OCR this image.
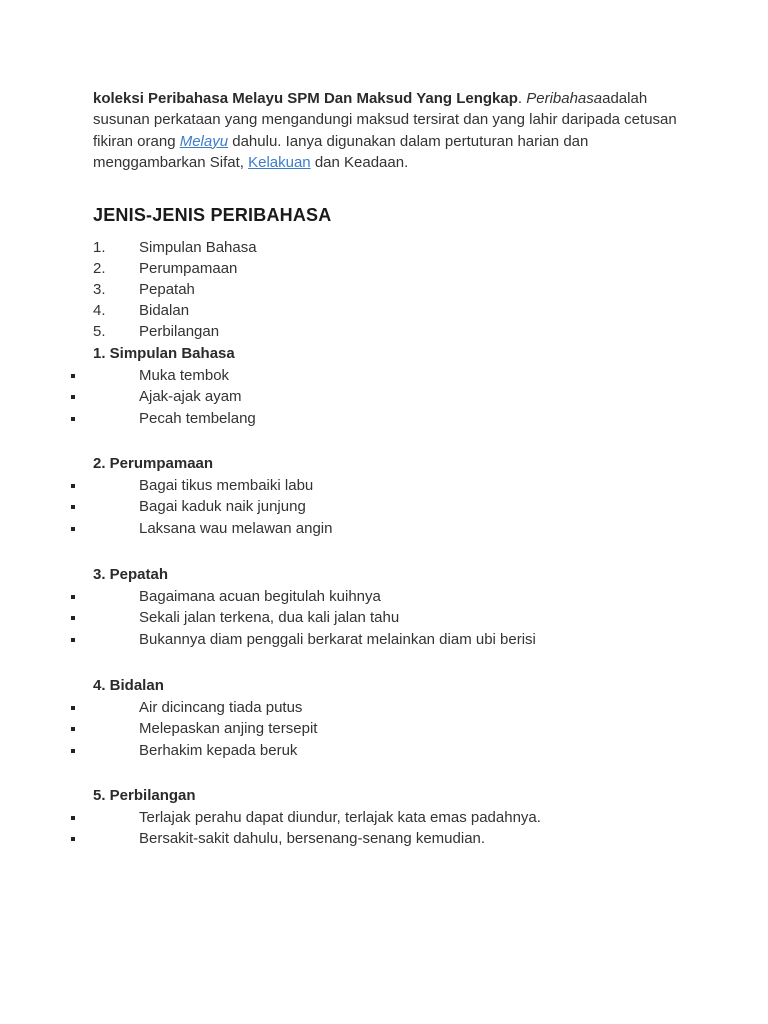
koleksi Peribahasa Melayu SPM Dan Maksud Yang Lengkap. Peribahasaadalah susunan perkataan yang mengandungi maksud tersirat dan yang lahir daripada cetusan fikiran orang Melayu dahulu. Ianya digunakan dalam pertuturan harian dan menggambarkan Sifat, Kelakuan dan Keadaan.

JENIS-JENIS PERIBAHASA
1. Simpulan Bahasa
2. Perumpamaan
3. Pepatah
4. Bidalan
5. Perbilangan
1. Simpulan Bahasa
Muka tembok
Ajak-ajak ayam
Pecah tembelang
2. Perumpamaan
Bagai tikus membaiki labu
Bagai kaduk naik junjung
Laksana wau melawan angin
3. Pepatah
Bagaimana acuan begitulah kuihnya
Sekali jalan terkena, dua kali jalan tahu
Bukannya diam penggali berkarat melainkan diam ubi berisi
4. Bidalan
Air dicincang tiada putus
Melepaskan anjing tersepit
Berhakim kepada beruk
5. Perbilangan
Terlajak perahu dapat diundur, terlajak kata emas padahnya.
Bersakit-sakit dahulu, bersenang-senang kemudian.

YOUR GOAL -> Copy every line of the listing containing the string "dahulu".

RESULT FOR THIS TASK ->
koleksi Peribahasa Melayu SPM Dan Maksud Yang Lengkap. Peribahasaadalah susunan perkataan yang mengandungi maksud tersirat dan yang lahir daripada cetusan fikiran orang Melayu dahulu. Ianya digunakan dalam pertuturan harian dan menggambarkan Sifat, Kelakuan dan Keadaan.
Bersakit-sakit dahulu, bersenang-senang kemudian.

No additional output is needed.